> [Objective]:
State how many lines of the entries hold the string "其投入退出应按下列步骤执行". Reply with the number alone.

> [Provided data]:
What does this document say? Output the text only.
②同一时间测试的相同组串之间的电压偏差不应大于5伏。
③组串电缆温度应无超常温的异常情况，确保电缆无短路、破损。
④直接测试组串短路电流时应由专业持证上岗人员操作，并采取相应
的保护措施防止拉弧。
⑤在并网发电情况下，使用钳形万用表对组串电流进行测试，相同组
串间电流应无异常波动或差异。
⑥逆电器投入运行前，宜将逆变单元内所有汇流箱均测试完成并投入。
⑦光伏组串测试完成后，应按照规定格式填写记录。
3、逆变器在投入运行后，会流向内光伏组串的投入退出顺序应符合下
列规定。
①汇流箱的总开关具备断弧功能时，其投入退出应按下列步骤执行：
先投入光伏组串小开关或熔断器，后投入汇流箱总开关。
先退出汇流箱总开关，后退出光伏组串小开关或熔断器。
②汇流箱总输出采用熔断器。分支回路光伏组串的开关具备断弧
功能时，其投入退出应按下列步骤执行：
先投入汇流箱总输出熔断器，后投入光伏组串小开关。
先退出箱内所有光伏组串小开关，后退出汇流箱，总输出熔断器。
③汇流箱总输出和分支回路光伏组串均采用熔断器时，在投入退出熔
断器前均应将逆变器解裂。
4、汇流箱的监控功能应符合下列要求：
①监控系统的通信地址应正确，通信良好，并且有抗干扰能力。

> [Task result]:
2